--- Begin Material to process ---
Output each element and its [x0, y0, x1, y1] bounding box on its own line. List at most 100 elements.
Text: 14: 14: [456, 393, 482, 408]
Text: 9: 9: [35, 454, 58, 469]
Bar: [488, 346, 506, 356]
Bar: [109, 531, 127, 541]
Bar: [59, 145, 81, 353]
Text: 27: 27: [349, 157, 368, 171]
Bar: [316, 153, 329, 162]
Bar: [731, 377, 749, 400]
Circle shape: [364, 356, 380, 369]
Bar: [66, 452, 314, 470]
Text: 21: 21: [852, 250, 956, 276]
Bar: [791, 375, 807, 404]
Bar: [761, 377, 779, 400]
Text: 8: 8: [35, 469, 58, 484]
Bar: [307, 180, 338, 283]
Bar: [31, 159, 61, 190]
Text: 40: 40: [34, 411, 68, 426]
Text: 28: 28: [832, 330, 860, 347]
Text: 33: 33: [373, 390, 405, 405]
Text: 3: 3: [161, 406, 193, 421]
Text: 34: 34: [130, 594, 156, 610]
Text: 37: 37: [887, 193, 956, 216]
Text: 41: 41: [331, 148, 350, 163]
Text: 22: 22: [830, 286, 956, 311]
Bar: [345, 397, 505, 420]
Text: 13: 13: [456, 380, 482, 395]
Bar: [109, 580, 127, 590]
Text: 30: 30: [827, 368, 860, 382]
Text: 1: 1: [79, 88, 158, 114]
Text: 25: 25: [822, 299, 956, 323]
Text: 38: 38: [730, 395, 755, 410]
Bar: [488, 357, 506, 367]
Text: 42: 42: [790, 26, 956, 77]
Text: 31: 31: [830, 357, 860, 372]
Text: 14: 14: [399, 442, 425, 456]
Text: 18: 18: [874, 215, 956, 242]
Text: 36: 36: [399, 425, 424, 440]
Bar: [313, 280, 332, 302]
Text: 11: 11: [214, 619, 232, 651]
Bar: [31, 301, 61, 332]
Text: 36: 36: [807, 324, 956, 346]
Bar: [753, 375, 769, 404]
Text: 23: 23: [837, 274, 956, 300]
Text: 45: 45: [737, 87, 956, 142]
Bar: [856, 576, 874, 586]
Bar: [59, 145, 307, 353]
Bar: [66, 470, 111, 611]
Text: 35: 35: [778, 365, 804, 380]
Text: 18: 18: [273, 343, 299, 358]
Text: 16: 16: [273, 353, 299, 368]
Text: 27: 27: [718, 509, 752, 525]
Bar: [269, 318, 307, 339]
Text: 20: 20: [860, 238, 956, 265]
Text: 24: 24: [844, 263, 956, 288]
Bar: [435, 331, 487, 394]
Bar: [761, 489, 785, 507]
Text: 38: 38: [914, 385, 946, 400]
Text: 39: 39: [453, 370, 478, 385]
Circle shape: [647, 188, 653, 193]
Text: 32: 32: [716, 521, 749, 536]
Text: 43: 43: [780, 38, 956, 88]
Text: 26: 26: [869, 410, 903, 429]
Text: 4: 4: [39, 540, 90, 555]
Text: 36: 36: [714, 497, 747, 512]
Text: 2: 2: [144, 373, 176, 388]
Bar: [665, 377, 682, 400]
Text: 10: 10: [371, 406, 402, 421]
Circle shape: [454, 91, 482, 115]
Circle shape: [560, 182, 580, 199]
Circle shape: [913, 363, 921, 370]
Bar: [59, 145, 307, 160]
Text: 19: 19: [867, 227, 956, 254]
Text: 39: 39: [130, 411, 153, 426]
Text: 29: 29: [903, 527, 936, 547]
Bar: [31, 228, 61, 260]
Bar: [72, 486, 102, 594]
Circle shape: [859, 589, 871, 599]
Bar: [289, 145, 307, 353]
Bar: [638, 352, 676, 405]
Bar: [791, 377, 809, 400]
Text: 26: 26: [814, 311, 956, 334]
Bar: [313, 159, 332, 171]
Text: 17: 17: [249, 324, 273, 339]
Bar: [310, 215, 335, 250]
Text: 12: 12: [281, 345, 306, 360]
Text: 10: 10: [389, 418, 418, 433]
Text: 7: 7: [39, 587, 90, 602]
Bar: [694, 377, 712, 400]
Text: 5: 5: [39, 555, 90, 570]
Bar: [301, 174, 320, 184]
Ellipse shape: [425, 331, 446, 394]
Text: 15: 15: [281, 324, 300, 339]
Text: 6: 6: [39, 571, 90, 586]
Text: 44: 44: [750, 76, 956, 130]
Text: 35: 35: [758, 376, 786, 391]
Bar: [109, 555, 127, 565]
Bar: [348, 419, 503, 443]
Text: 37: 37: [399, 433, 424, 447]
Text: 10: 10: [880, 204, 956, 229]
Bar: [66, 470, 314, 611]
--- End Material to process ---
_Directive_
Copy the lines word for word, from the first line through the line that contains "Text: 13: 13: [456, 380, 482, 395]", including both ends.

_Problem solution_
Output each element and its [x0, y0, x1, y1] bounding box on its own line. List at most 100 elements.
Text: 14: 14: [456, 393, 482, 408]
Text: 9: 9: [35, 454, 58, 469]
Bar: [488, 346, 506, 356]
Bar: [109, 531, 127, 541]
Bar: [59, 145, 81, 353]
Text: 27: 27: [349, 157, 368, 171]
Bar: [316, 153, 329, 162]
Bar: [731, 377, 749, 400]
Circle shape: [364, 356, 380, 369]
Bar: [66, 452, 314, 470]
Text: 21: 21: [852, 250, 956, 276]
Bar: [791, 375, 807, 404]
Bar: [761, 377, 779, 400]
Text: 8: 8: [35, 469, 58, 484]
Bar: [307, 180, 338, 283]
Bar: [31, 159, 61, 190]
Text: 40: 40: [34, 411, 68, 426]
Text: 28: 28: [832, 330, 860, 347]
Text: 33: 33: [373, 390, 405, 405]
Text: 3: 3: [161, 406, 193, 421]
Text: 34: 34: [130, 594, 156, 610]
Text: 37: 37: [887, 193, 956, 216]
Text: 41: 41: [331, 148, 350, 163]
Text: 22: 22: [830, 286, 956, 311]
Bar: [345, 397, 505, 420]
Text: 13: 13: [456, 380, 482, 395]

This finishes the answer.